_GIVEN PROBLEM_:
How many lines in the material below contain the string "sequence"? Case counts, and the reply should be the number alone.

>> BEGIN ENTRIES SHOWN

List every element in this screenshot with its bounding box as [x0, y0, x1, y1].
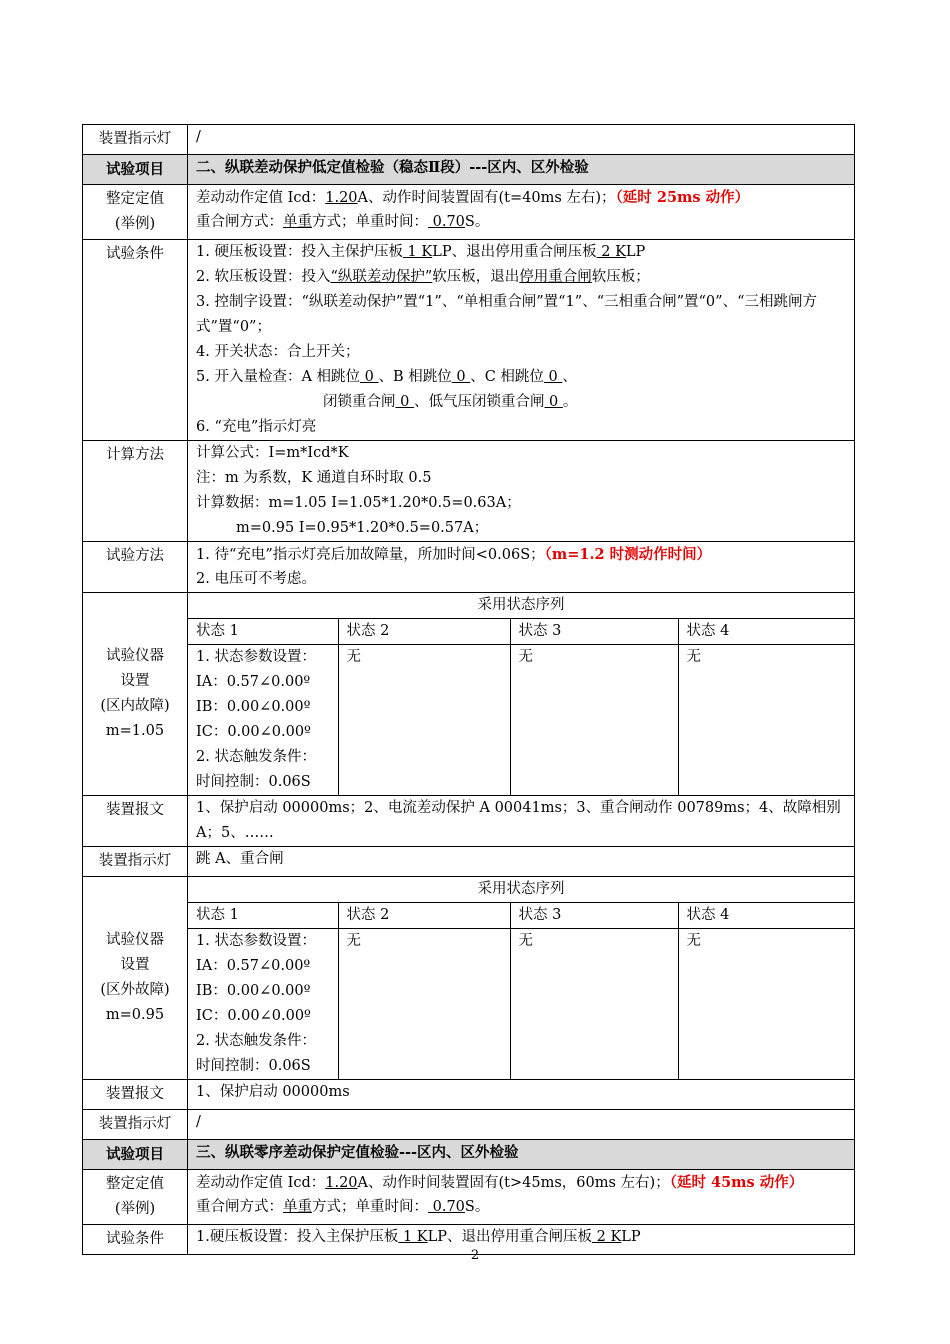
device-report: 1、保护启动 00000ms；2、电流差动保护 A 00041ms；3、重合闸动作 00789ms；4、故障相别 A；5、……	[196, 800, 841, 841]
state-3-params: 无	[510, 645, 678, 796]
table-row	[83, 441, 855, 542]
row-label: 试验项目	[106, 161, 164, 178]
table-row	[83, 125, 855, 155]
state-header: 状态 4	[678, 619, 854, 645]
table-row	[83, 1110, 855, 1140]
table-row	[83, 593, 855, 796]
row-label: 装置指示灯	[98, 131, 172, 147]
delay-note: （延时 45ms 动作）	[669, 1174, 804, 1191]
row-label: 装置报文	[106, 1086, 164, 1102]
state-4-params: 无	[678, 645, 854, 796]
table-row	[83, 847, 855, 877]
calculation-method: 计算公式：I=m*Icd*K 注：m 为系数，K 通道自环时取 0.5 计算数据：m=1.05 I=1.05*1.20*0.5=0.63A； m=0.95 I=0.95*1.20*0.5=0.57A；	[196, 445, 521, 536]
timing-note: （m=1.2 时测动作时间）	[544, 546, 712, 563]
page-number: 2	[470, 1248, 480, 1263]
section-header-row	[83, 1140, 855, 1170]
row-label: 装置报文	[106, 802, 164, 818]
row-label: 试验仪器 设置 (区内故障) m=1.05	[100, 648, 170, 739]
test-method: 1. 待“充电”指示灯亮后加故障量，所加时间<0.06S；（m=1.2 时测动作时间） 2. 电压可不考虑。	[196, 546, 712, 587]
state-1-params: 1. 状态参数设置： IA：0.57∠0.00º IB：0.00∠0.00º IC：0.00∠0.00º 2. 状态触发条件： 时间控制：0.06S	[188, 929, 338, 1080]
table-row	[83, 796, 855, 847]
table-row	[83, 1080, 855, 1110]
row-label: 试验方法	[106, 548, 164, 564]
indicator-value: /	[196, 1114, 201, 1130]
row-label: 整定定值 (举例)	[106, 1176, 164, 1217]
state-header: 状态 4	[678, 903, 854, 929]
sequence-title: 采用状态序列	[188, 877, 854, 903]
state-2-params: 无	[338, 929, 510, 1080]
state-sequence-table	[188, 593, 854, 795]
device-report: 1、保护启动 00000ms	[196, 1084, 350, 1100]
table-row	[83, 185, 855, 240]
table-row	[83, 240, 855, 441]
state-4-params: 无	[678, 929, 854, 1080]
state-sequence-table	[188, 877, 854, 1079]
table-row	[83, 542, 855, 593]
test-conditions: 1. 硬压板设置：投入主保护压板 1 KLP、退出停用重合闸压板 2 KLP 2. 软压板设置：投入“纵联差动保护”软压板，退出停用重合闸软压板； 3. 控制字设置：“纵联差动保护”置“1”、“单相重合闸”置“1”、“三相重合闸”置“0”、“三相跳闸方式”置“0”； 4. 开关状态：合上开关； 5. 开入量检查：A 相跳位 0 、B 相跳位 0 、C 相跳位 0 、 闭锁重合闸 0 、低气压闭锁重合闸 0 。 6. “充电”指示灯亮	[196, 244, 817, 435]
row-label: 计算方法	[106, 447, 164, 463]
row-label: 整定定值 (举例)	[106, 191, 164, 232]
row-label: 试验条件	[106, 246, 164, 262]
state-1-params: 1. 状态参数设置： IA：0.57∠0.00º IB：0.00∠0.00º IC：0.00∠0.00º 2. 状态触发条件： 时间控制：0.06S	[188, 645, 338, 796]
indicator-value: /	[196, 129, 201, 145]
state-header: 状态 3	[510, 903, 678, 929]
state-header: 状态 1	[188, 619, 338, 645]
indicator-value: 跳 A、重合闸	[196, 851, 284, 867]
row-label: 试验项目	[106, 1146, 164, 1163]
state-2-params: 无	[338, 645, 510, 796]
row-label: 装置指示灯	[98, 853, 172, 869]
section-title: 二、纵联差动保护低定值检验（稳态Ⅱ段）---区内、区外检验	[196, 159, 589, 176]
state-header: 状态 1	[188, 903, 338, 929]
sequence-title: 采用状态序列	[188, 593, 854, 619]
state-header: 状态 2	[338, 903, 510, 929]
delay-note: （延时 25ms 动作）	[615, 189, 750, 206]
table-row	[83, 1170, 855, 1225]
setting-values: 差动动作定值 Icd：1.20A、动作时间装置固有(t=40ms 左右)；（延时 25ms 动作） 重合闸方式：单重方式；单重时间： 0.70S。	[196, 189, 750, 230]
state-3-params: 无	[510, 929, 678, 1080]
section-header-row	[83, 155, 855, 185]
test-conditions: 1.硬压板设置：投入主保护压板 1 KLP、退出停用重合闸压板 2 KLP	[196, 1229, 641, 1245]
test-record-table	[82, 124, 855, 1255]
setting-values: 差动动作定值 Icd：1.20A、动作时间装置固有(t>45ms，60ms 左右)；（延时 45ms 动作） 重合闸方式：单重方式；单重时间： 0.70S。	[196, 1174, 804, 1215]
state-header: 状态 3	[510, 619, 678, 645]
table-row	[83, 877, 855, 1080]
row-label: 试验仪器 设置 (区外故障) m=0.95	[100, 932, 170, 1023]
row-label: 试验条件	[106, 1231, 164, 1247]
row-label: 装置指示灯	[98, 1116, 172, 1132]
section-title: 三、纵联零序差动保护定值检验---区内、区外检验	[196, 1144, 519, 1161]
state-header: 状态 2	[338, 619, 510, 645]
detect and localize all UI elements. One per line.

>> END ENTRIES SHOWN

_SOLVED EXERCISE_:
4